● **Given text**

Parallelism and Modern CPUs

Computer Architecture

Parallelism and Modern CPUs

Beyond a Single Core

For decades, CPUs got faster by increasing clock speed. In 2004, this hit a wall — power consumption and heat made further increases impractical. The industry’s response: put multiple cores on one chip. Now performance comes from parallelism, not speed.

Real-world analogy: Building a house. One extremely fast carpenter can only work so fast — eventually, no matter how skilled, physics limits how many nails per second they can drive. The solution: hire more carpenters. With 8 carpenters working on different rooms simultaneously, the house gets built much faster. But coordination becomes the new challenge — two carpenters trying to install the same door at the same time creates chaos.

Part 1 — Types of Parallelism

ILP — Instruction-Level Parallelism

Execute multiple instructions simultaneously from a single thread. Done automatically by the CPU (superscalar, OOO execution).

// These two operations are independent:
int a = b + c;   // ADD
int d = e * f;   // MUL (independent of ADD)

// CPU executes both simultaneously
// Programmer doesn't need to do anything

Limits of ILP:

Average IPC on real programs: 2-4 (despite 6+ execution ports)
Why limited?
  - Data dependencies (true, WAR, WAW hazards)
  - Control dependencies (branches limit lookahead)
  - Memory latency (cache misses stall the pipeline)
  - Limited instruction window (~200-500 instructions visible)

DLP — Data-Level Parallelism (SIMD)

Apply the same operation to multiple data elements simultaneously.

// Scalar: process one element at a time
for (int i = 0; i < n; i++)
    c[i] = a[i] + b[i];  // 1 add per iteration

// SIMD (SSE2): process 4 integers at a time
#include <immintrin.h>

// Load 4 ints from a, 4 from b, add, store to c
for (int i = 0; i < n; i += 4) {
    __m128i va = _mm_load_si128((__m128i*)&a[i]);  // load 4 ints
    __m128i vb = _mm_load_si128((__m128i*)&b[i]);  // load 4 ints
    __m128i vc = _mm_add_epi32(va, vb);            // 4 adds at once
    _mm_store_si128((__m128i*)&c[i], vc);          // store 4 ints
}
// 4× throughput!

// AVX2: process 8 integers at a time (256-bit)
// AVX-512: process 16 integers at a time (512-bit)

Real-world SIMD example — image processing:

// Brighten every pixel by 10 (all pixels are independent)
// Without SIMD: 1 addition per pixel, 1920×1080 = 2M additions
// With AVX2:    8 additions per instruction, 2M/8 = 250K instructions
// 8× speedup!

● **Data drawn from a collection**
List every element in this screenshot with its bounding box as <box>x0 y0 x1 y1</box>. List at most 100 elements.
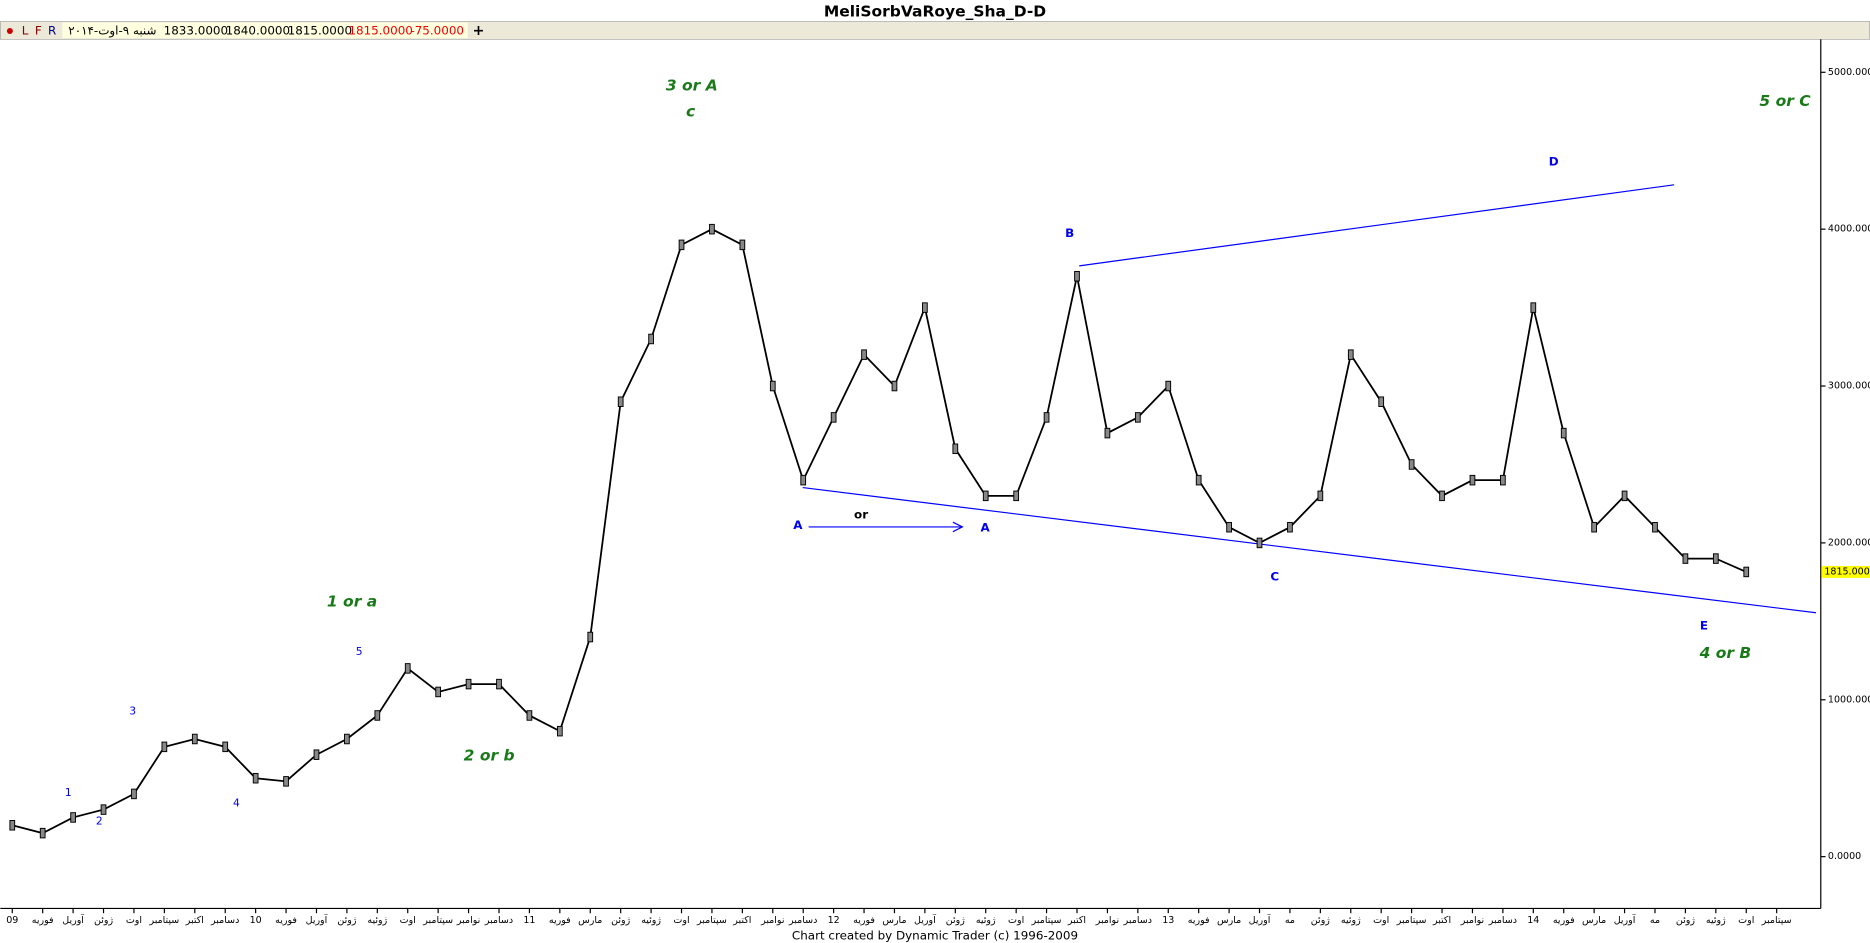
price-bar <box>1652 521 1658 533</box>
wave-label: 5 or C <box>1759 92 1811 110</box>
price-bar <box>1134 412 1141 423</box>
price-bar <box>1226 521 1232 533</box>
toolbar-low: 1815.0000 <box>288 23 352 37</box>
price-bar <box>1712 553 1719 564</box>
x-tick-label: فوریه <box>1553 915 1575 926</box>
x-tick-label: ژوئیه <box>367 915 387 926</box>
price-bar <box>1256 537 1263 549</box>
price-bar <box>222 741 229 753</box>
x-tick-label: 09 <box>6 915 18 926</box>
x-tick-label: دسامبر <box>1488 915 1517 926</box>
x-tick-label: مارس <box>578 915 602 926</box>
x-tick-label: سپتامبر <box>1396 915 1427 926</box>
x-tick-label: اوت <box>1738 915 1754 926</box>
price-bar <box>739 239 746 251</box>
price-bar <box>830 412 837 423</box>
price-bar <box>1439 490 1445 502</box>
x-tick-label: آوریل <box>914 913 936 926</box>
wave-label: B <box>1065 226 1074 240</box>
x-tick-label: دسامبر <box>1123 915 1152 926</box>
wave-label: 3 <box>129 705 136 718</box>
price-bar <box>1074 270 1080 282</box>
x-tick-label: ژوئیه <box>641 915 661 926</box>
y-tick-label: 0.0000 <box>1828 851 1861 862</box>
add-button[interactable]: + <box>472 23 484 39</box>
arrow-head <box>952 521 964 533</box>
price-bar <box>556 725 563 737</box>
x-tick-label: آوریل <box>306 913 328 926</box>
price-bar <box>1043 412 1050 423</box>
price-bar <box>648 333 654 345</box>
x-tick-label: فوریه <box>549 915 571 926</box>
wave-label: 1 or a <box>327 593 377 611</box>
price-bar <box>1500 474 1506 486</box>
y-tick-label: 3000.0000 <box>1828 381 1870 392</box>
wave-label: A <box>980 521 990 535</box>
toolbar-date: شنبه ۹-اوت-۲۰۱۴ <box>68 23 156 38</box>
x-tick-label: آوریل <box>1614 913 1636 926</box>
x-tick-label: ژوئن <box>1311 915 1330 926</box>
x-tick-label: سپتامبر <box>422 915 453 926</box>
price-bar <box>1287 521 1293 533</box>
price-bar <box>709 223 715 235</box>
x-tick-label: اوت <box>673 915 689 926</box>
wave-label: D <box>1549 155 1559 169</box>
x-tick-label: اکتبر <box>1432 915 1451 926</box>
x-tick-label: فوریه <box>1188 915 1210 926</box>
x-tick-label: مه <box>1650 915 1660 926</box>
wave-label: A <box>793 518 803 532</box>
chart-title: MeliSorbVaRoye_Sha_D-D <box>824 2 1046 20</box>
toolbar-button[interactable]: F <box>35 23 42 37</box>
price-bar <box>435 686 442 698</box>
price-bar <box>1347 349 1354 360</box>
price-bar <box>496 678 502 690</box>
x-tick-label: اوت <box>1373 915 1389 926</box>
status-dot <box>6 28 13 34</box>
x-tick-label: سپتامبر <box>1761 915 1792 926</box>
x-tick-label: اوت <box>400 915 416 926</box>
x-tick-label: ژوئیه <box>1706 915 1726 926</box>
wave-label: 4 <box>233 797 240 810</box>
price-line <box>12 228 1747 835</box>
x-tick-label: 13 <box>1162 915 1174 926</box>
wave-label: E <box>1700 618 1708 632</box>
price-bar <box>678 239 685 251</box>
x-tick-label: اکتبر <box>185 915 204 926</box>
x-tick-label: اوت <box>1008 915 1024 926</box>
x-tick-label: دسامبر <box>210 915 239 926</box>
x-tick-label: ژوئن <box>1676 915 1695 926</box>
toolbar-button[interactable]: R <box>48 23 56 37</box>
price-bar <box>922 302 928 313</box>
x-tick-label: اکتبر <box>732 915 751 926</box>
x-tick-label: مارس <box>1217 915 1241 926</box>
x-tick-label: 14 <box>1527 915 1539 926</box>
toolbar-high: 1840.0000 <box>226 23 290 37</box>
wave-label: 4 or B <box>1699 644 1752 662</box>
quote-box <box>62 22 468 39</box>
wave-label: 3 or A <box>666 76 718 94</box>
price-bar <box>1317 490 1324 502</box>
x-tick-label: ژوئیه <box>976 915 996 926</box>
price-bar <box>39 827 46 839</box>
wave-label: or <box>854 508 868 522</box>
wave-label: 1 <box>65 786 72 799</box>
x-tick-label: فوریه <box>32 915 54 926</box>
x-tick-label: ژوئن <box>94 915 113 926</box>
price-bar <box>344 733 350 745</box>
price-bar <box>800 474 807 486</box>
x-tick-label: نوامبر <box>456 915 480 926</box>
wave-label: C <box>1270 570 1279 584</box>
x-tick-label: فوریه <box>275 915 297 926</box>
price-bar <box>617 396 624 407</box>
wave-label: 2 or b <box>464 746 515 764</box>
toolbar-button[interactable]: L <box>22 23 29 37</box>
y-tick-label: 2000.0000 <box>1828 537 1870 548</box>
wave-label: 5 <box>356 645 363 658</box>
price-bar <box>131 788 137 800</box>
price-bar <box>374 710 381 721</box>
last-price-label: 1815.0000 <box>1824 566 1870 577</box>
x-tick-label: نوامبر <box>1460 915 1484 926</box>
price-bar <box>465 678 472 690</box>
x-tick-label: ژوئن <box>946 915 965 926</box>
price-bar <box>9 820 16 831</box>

---

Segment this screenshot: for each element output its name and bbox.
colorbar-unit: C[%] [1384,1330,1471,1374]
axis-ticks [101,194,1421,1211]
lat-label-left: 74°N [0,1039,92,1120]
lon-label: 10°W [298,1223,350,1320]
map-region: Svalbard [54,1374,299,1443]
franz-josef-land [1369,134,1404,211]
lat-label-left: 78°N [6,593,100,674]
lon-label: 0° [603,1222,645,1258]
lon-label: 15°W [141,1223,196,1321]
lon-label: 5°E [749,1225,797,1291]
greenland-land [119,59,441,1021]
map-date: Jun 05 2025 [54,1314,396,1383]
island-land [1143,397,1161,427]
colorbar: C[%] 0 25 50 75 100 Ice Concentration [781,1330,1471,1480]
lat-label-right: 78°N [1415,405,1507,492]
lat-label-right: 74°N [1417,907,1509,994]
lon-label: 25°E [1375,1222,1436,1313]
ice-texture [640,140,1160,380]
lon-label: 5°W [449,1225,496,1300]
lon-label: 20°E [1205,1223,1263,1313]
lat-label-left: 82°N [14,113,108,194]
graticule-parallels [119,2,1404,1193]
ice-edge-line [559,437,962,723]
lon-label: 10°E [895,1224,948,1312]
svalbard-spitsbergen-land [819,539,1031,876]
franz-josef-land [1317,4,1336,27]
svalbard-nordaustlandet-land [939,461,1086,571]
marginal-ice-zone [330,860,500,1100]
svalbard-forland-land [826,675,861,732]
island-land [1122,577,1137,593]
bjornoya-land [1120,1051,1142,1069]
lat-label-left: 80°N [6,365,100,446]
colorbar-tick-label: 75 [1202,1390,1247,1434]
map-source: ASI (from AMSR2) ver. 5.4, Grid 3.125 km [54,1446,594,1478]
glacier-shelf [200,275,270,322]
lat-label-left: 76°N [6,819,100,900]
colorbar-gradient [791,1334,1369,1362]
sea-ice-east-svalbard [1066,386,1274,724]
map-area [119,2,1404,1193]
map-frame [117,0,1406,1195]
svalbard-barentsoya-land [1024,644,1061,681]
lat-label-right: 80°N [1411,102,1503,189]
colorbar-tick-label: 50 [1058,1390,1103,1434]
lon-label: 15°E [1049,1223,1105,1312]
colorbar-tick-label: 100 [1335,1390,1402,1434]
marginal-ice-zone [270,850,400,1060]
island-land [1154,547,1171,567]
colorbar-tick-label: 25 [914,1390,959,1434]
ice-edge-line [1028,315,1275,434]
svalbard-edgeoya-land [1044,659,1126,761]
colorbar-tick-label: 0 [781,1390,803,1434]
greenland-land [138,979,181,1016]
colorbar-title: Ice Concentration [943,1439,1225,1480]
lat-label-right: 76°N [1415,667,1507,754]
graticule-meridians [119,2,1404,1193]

* * *

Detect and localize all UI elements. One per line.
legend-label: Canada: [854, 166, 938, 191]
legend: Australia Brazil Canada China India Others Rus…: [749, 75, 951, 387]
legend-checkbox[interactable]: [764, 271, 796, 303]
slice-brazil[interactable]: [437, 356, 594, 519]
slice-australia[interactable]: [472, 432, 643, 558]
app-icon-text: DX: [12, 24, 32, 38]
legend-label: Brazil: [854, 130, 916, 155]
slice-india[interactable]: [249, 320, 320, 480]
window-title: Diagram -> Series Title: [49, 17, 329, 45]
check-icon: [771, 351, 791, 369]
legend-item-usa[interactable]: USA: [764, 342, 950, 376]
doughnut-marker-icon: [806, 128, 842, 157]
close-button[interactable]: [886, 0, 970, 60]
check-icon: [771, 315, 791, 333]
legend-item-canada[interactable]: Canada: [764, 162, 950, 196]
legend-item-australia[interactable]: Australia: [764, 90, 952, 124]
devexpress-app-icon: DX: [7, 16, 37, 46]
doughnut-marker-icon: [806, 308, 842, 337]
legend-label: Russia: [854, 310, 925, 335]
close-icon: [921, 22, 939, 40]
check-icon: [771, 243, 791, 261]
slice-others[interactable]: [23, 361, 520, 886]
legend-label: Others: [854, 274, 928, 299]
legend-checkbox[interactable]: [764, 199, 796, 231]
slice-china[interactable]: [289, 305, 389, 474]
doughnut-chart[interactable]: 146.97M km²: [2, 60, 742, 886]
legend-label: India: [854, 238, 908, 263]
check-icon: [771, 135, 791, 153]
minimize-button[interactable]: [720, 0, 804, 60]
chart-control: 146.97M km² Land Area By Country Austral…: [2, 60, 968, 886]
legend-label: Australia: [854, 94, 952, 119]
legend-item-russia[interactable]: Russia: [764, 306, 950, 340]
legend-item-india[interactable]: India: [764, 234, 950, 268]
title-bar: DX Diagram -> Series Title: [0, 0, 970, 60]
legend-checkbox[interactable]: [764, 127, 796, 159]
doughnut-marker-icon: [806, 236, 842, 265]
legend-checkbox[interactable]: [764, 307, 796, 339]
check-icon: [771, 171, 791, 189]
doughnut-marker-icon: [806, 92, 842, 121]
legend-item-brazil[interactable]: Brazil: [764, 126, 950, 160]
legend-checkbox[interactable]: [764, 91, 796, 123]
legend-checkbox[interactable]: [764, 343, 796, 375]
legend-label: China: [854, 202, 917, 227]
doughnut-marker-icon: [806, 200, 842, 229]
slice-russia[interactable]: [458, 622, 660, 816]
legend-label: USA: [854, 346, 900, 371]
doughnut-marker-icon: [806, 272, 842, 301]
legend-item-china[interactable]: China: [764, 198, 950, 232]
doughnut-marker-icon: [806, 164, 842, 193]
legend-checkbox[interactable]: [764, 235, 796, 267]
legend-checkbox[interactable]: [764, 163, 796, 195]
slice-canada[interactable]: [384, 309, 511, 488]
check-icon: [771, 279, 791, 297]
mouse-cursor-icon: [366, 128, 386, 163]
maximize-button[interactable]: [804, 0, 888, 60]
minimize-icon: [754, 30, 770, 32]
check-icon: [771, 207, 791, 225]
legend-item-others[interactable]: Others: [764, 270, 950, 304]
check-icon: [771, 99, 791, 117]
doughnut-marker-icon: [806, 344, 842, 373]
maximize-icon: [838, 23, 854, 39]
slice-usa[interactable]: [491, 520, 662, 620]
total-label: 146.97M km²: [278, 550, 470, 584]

● **Task description**
Retype the passage of the text on parallelism in modern CPUs that begins at the words "Beyond a Single" and stops after the words "(superscalar, OOO execution).".

● **Solution**
Beyond a Single Core

For decades, CPUs got faster by increasing clock speed. In 2004, this hit a wall — power consumption and heat made further increases impractical. The industry’s response: put multiple cores on one chip. Now performance comes from parallelism, not speed.

Real-world analogy: Building a house. One extremely fast carpenter can only work so fast — eventually, no matter how skilled, physics limits how many nails per second they can drive. The solution: hire more carpenters. With 8 carpenters working on different rooms simultaneously, the house gets built much faster. But coordination becomes the new challenge — two carpenters trying to install the same door at the same time creates chaos.

Part 1 — Types of Parallelism

ILP — Instruction-Level Parallelism

Execute multiple instructions simultaneously from a single thread. Done automatically by the CPU (superscalar, OOO execution).